— begin —

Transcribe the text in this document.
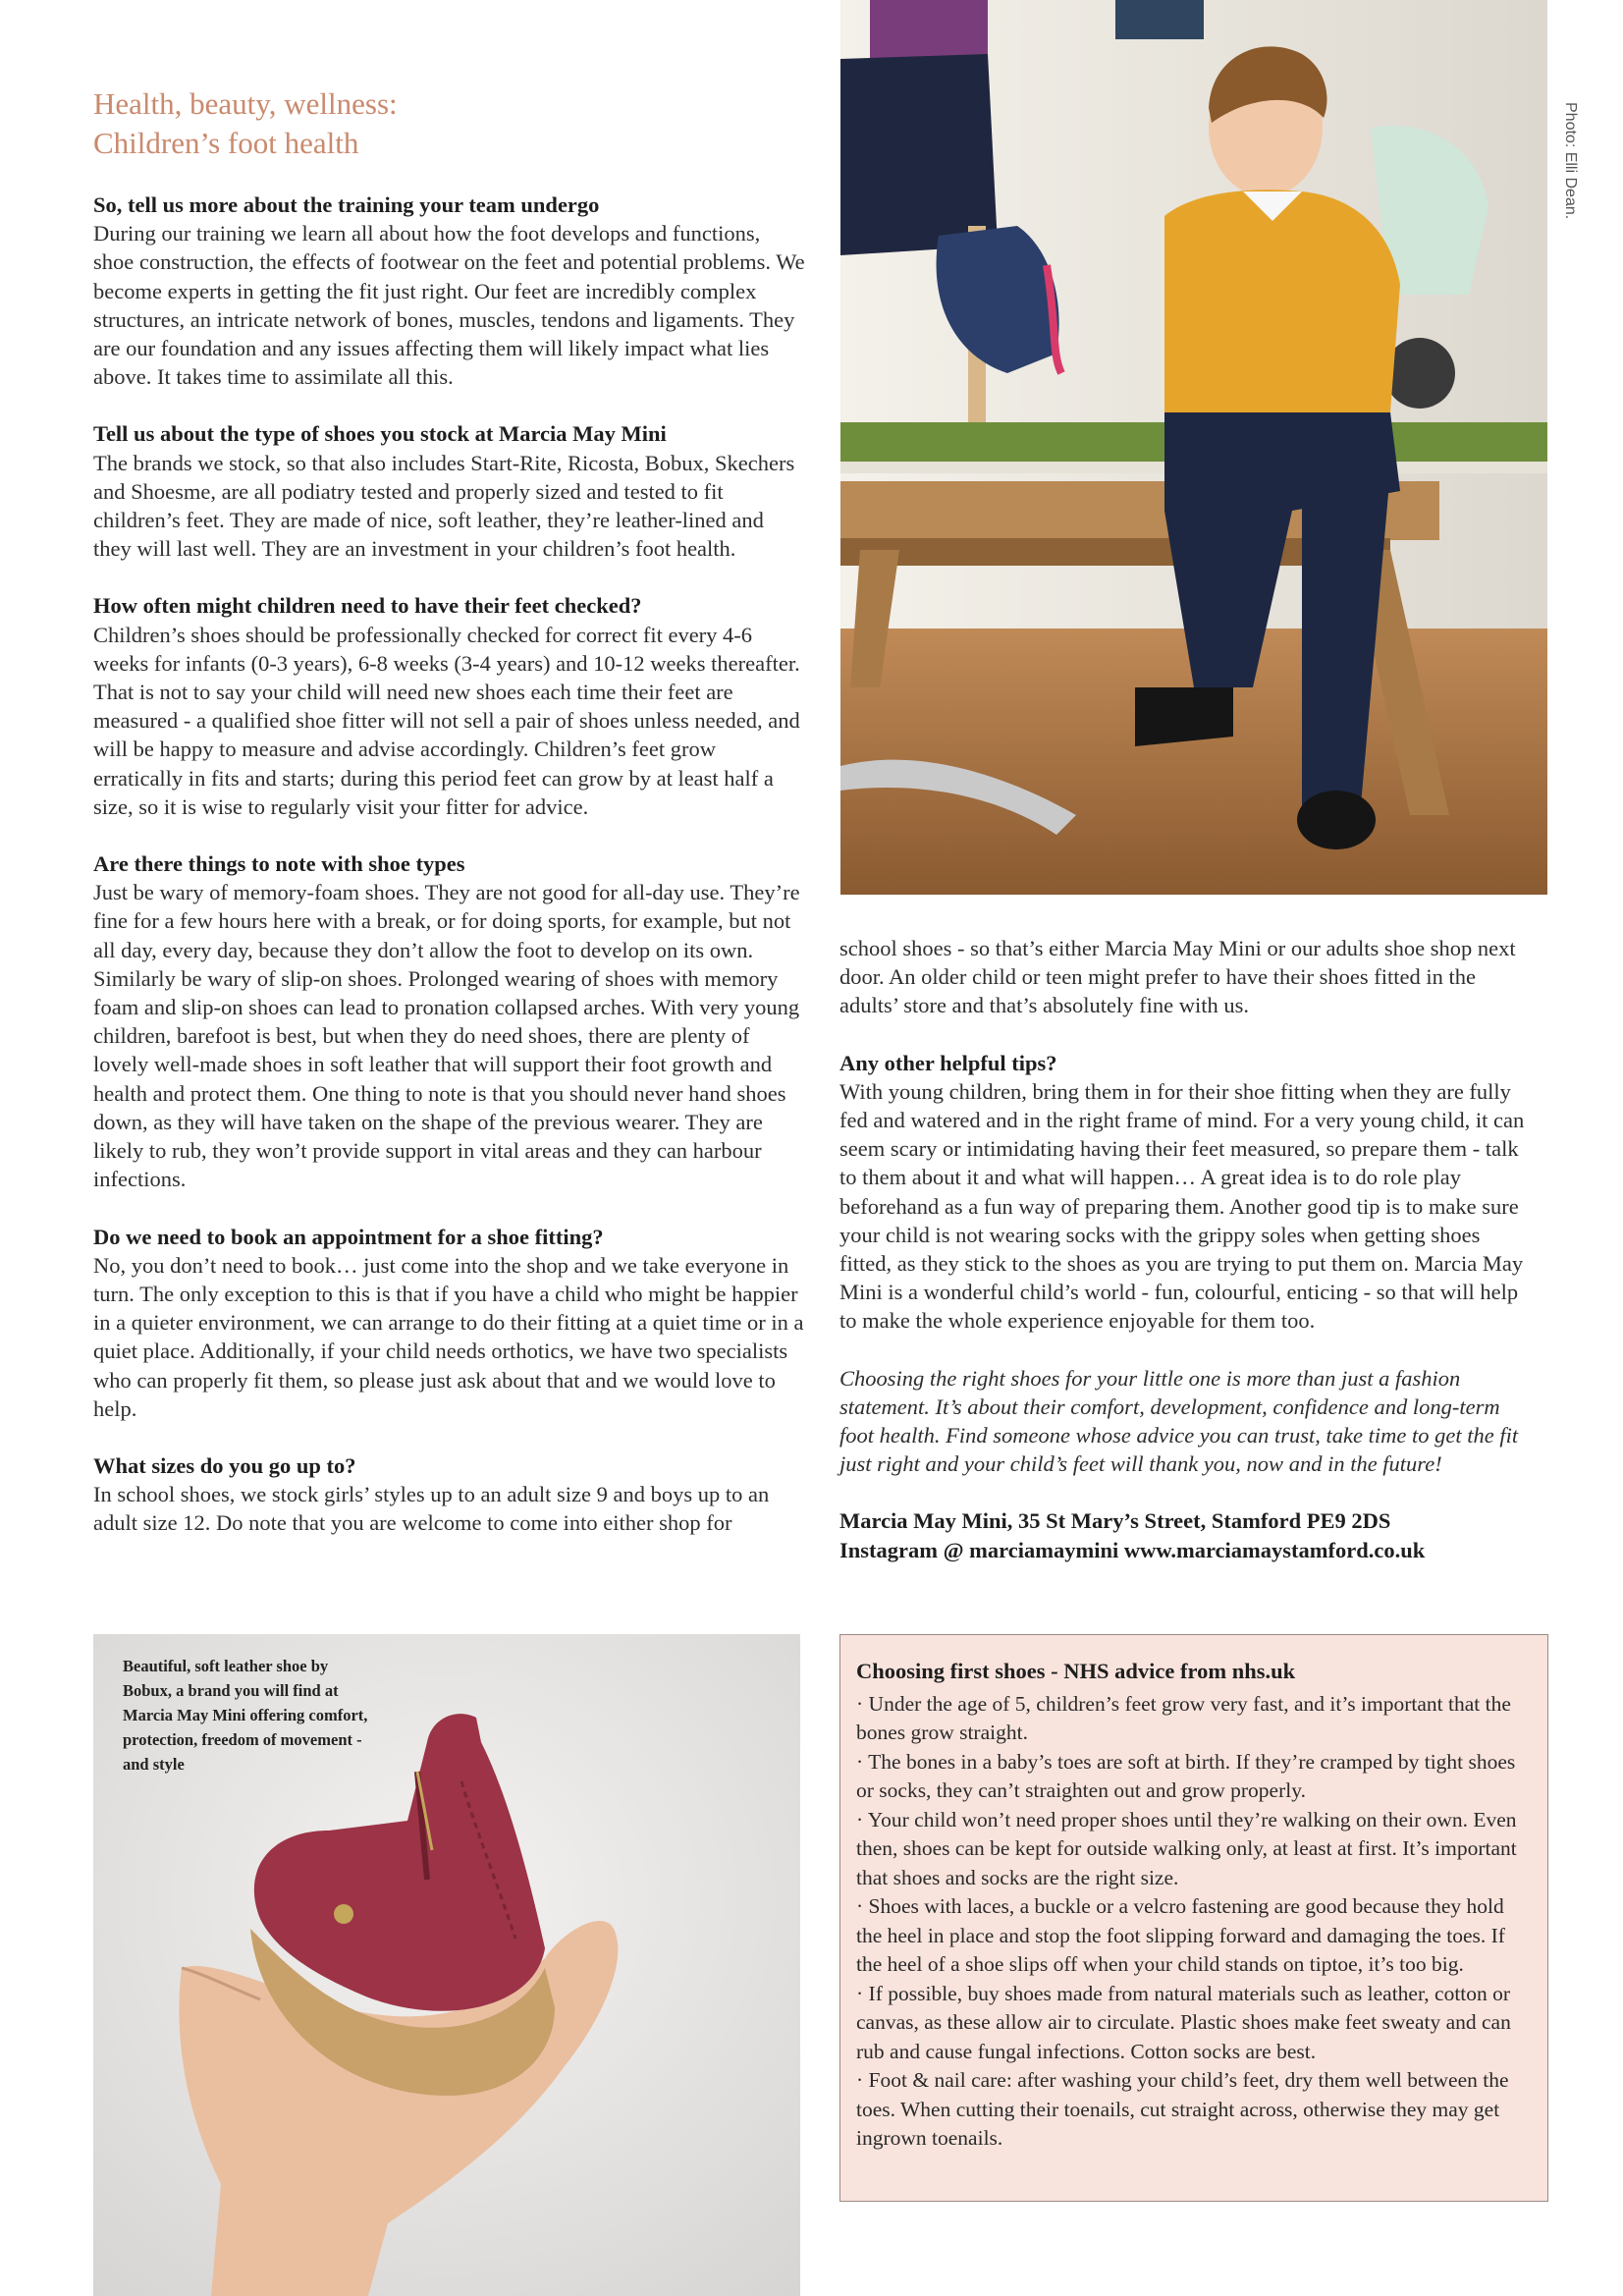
Health, beauty, wellness:
Children’s foot health

So, tell us more about the training your team undergo
During our training we learn all about how the foot develops and functions, shoe construction, the effects of footwear on the feet and potential problems. We become experts in getting the fit just right. Our feet are incredibly complex structures, an intricate network of bones, muscles, tendons and ligaments. They are our foundation and any issues affecting them will likely impact what lies above. It takes time to assimilate all this.

Tell us about the type of shoes you stock at Marcia May Mini
The brands we stock, so that also includes Start-Rite, Ricosta, Bobux, Skechers and Shoesme, are all podiatry tested and properly sized and tested to fit children’s feet. They are made of nice, soft leather, they’re leather-lined and they will last well. They are an investment in your children’s foot health.

How often might children need to have their feet checked?
Children’s shoes should be professionally checked for correct fit every 4-6 weeks for infants (0-3 years), 6-8 weeks (3-4 years) and 10-12 weeks thereafter. That is not to say your child will need new shoes each time their feet are measured - a qualified shoe fitter will not sell a pair of shoes unless needed, and will be happy to measure and advise accordingly. Children’s feet grow erratically in fits and starts; during this period feet can grow by at least half a size, so it is wise to regularly visit your fitter for advice.

Are there things to note with shoe types
Just be wary of memory-foam shoes. They are not good for all-day use. They’re fine for a few hours here with a break, or for doing sports, for example, but not all day, every day, because they don’t allow the foot to develop on its own. Similarly be wary of slip-on shoes. Prolonged wearing of shoes with memory foam and slip-on shoes can lead to pronation collapsed arches. With very young children, barefoot is best, but when they do need shoes, there are plenty of lovely well-made shoes in soft leather that will support their foot growth and health and protect them. One thing to note is that you should never hand shoes down, as they will have taken on the shape of the previous wearer. They are likely to rub, they won’t provide support in vital areas and they can harbour infections.

Do we need to book an appointment for a shoe fitting?
No, you don’t need to book… just come into the shop and we take everyone in turn. The only exception to this is that if you have a child who might be happier in a quieter environment, we can arrange to do their fitting at a quiet time or in a quiet place. Additionally, if your child needs orthotics, we have two specialists who can properly fit them, so please just ask about that and we would love to help.

What sizes do you go up to?
In school shoes, we stock girls’ styles up to an adult size 9 and boys up to an adult size 12. Do note that you are welcome to come into either shop for

Photo: Elli Dean.

school shoes - so that’s either Marcia May Mini or our adults shoe shop next door. An older child or teen might prefer to have their shoes fitted in the adults’ store and that’s absolutely fine with us.

Any other helpful tips?
With young children, bring them in for their shoe fitting when they are fully fed and watered and in the right frame of mind. For a very young child, it can seem scary or intimidating having their feet measured, so prepare them - talk to them about it and what will happen… A great idea is to do role play beforehand as a fun way of preparing them. Another good tip is to make sure your child is not wearing socks with the grippy soles when getting shoes fitted, as they stick to the shoes as you are trying to put them on. Marcia May Mini is a wonderful child’s world - fun, colourful, enticing - so that will help to make the whole experience enjoyable for them too.

Choosing the right shoes for your little one is more than just a fashion statement. It’s about their comfort, development, confidence and long-term foot health. Find someone whose advice you can trust, take time to get the fit just right and your child’s feet will thank you, now and in the future!

Marcia May Mini, 35 St Mary’s Street, Stamford PE9 2DS
Instagram @ marciamaymini www.marciamaystamford.co.uk

Beautiful, soft leather shoe by Bobux, a brand you will find at Marcia May Mini offering comfort, protection, freedom of movement - and style
Choosing first shoes - NHS advice from nhs.uk
· Under the age of 5, children’s feet grow very fast, and it’s important that the bones grow straight.
· The bones in a baby’s toes are soft at birth. If they’re cramped by tight shoes or socks, they can’t straighten out and grow properly.
· Your child won’t need proper shoes until they’re walking on their own. Even then, shoes can be kept for outside walking only, at least at first. It’s important that shoes and socks are the right size.
· Shoes with laces, a buckle or a velcro fastening are good because they hold the heel in place and stop the foot slipping forward and damaging the toes. If the heel of a shoe slips off when your child stands on tiptoe, it’s too big.
· If possible, buy shoes made from natural materials such as leather, cotton or canvas, as these allow air to circulate. Plastic shoes make feet sweaty and can rub and cause fungal infections. Cotton socks are best.
· Foot & nail care: after washing your child’s feet, dry them well between the toes. When cutting their toenails, cut straight across, otherwise they may get ingrown toenails.
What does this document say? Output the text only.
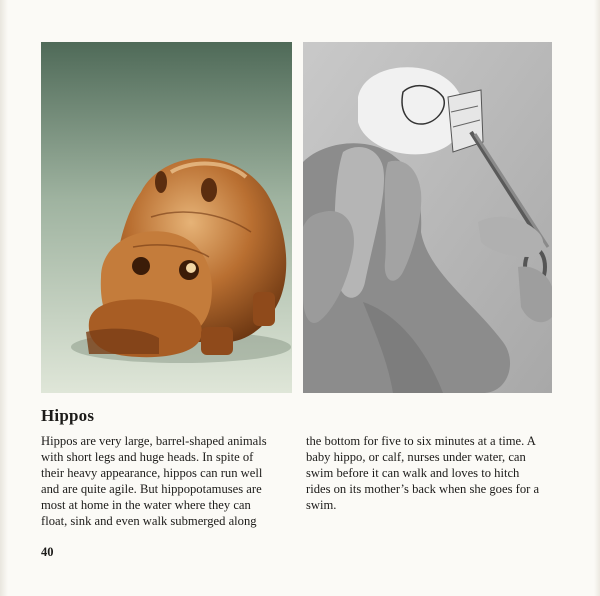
Hippos
Hippos are very large, barrel-shaped animals
with short legs and huge heads. In spite of
their heavy appearance, hippos can run well
and are quite agile. But hippopotamuses are
most at home in the water where they can
float, sink and even walk submerged along
the bottom for five to six minutes at a time. A
baby hippo, or calf, nurses under water, can
swim before it can walk and loves to hitch
rides on its mother’s back when she goes for a
swim.
40
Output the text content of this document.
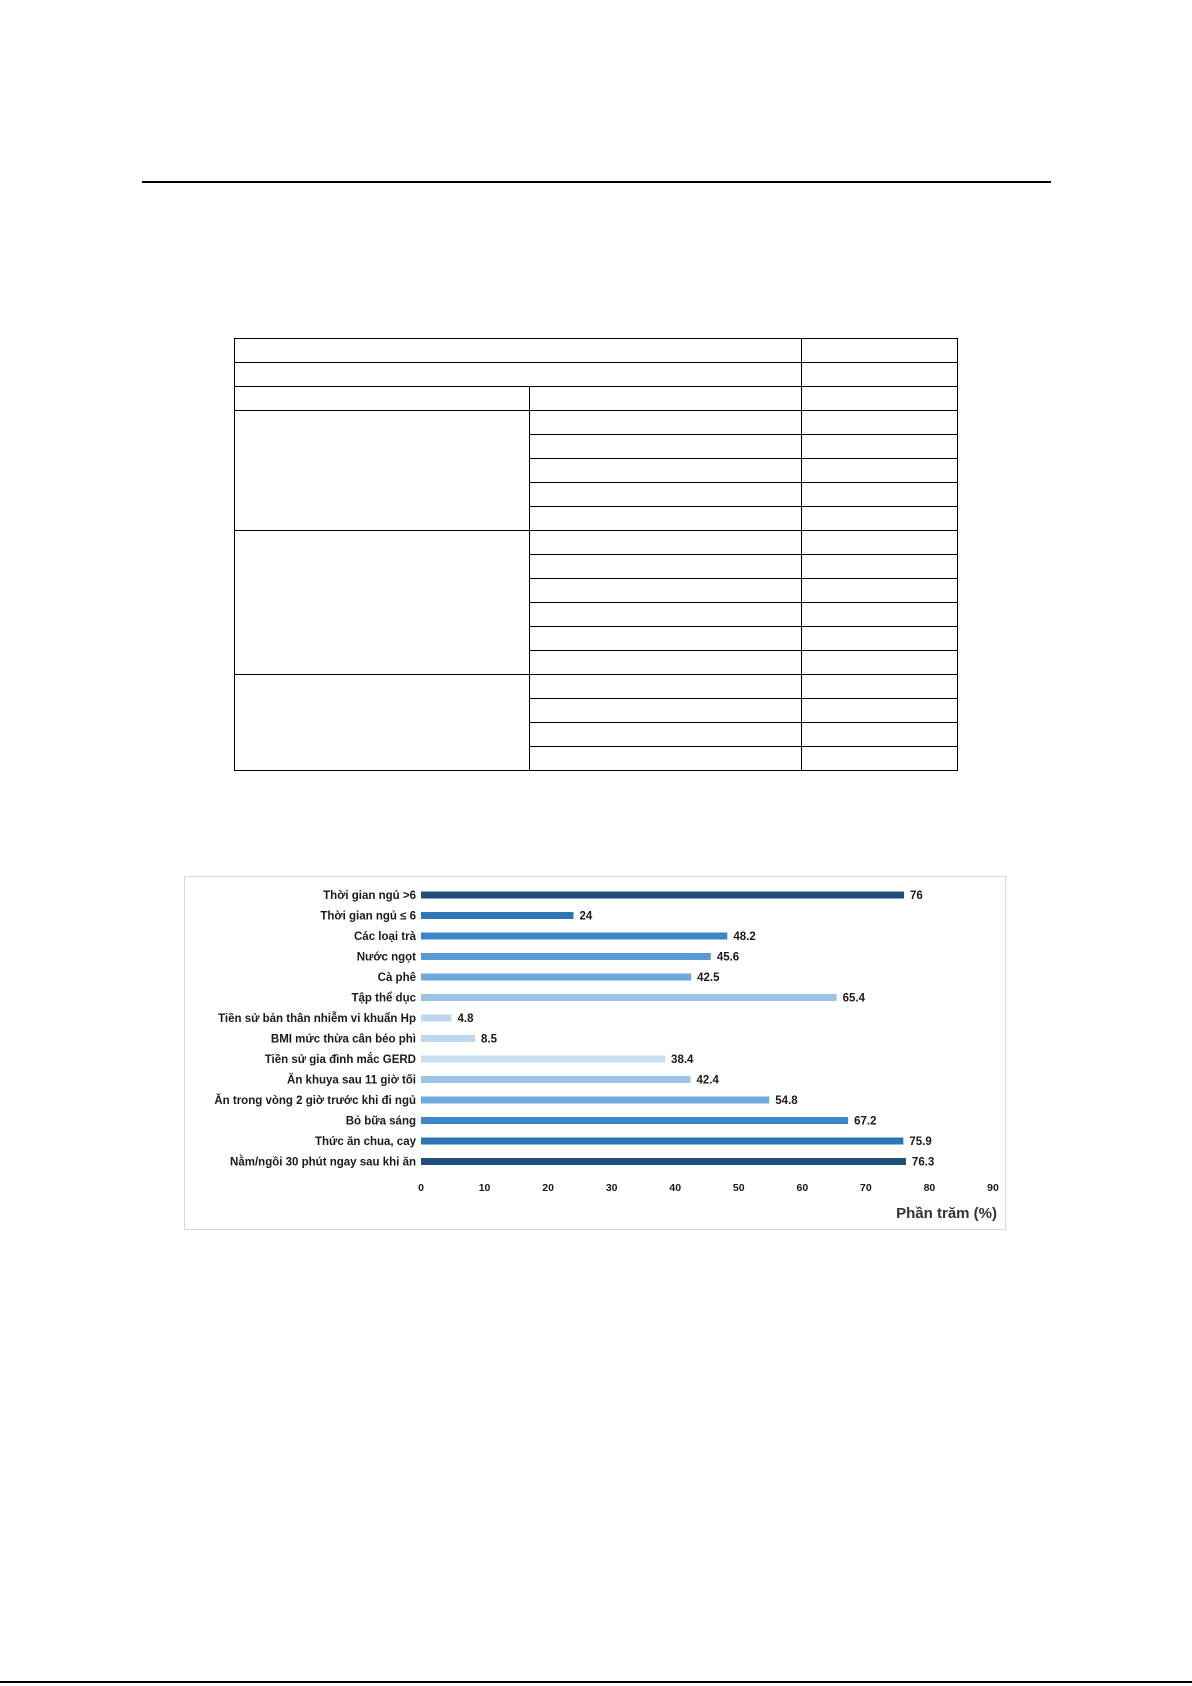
Thời gian ngủ >6
Thời gian ngủ ≤ 6
Các loại trà
Nước ngọt
Cà phê
Tập thể dục
Tiền sử bản thân nhiễm vi khuẩn Hp
BMI mức thừa cân béo phì
Tiền sử gia đình mắc GERD
Ăn khuya sau 11 giờ tối
Ăn trong vòng 2 giờ trước khi đi ngủ
Bỏ bữa sáng
Thức ăn chua, cay
Nằm/ngồi 30 phút ngay sau khi ăn
76
24
48.2
45.6
42.5
65.4
4.8
8.5
38.4
42.4
54.8
67.2
75.9
76.3
0	10	20	30	40	50	60	70	80	90
Phần trăm (%)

— end —

# [The request]
Copy every line above that includes the string "baby".

# [Completed exercise]
· The bones in a baby’s toes are soft at birth. If they’re cramped by tight shoes or socks, they can’t straighten out and grow properly.
baby hippo, or calf, nurses under water, can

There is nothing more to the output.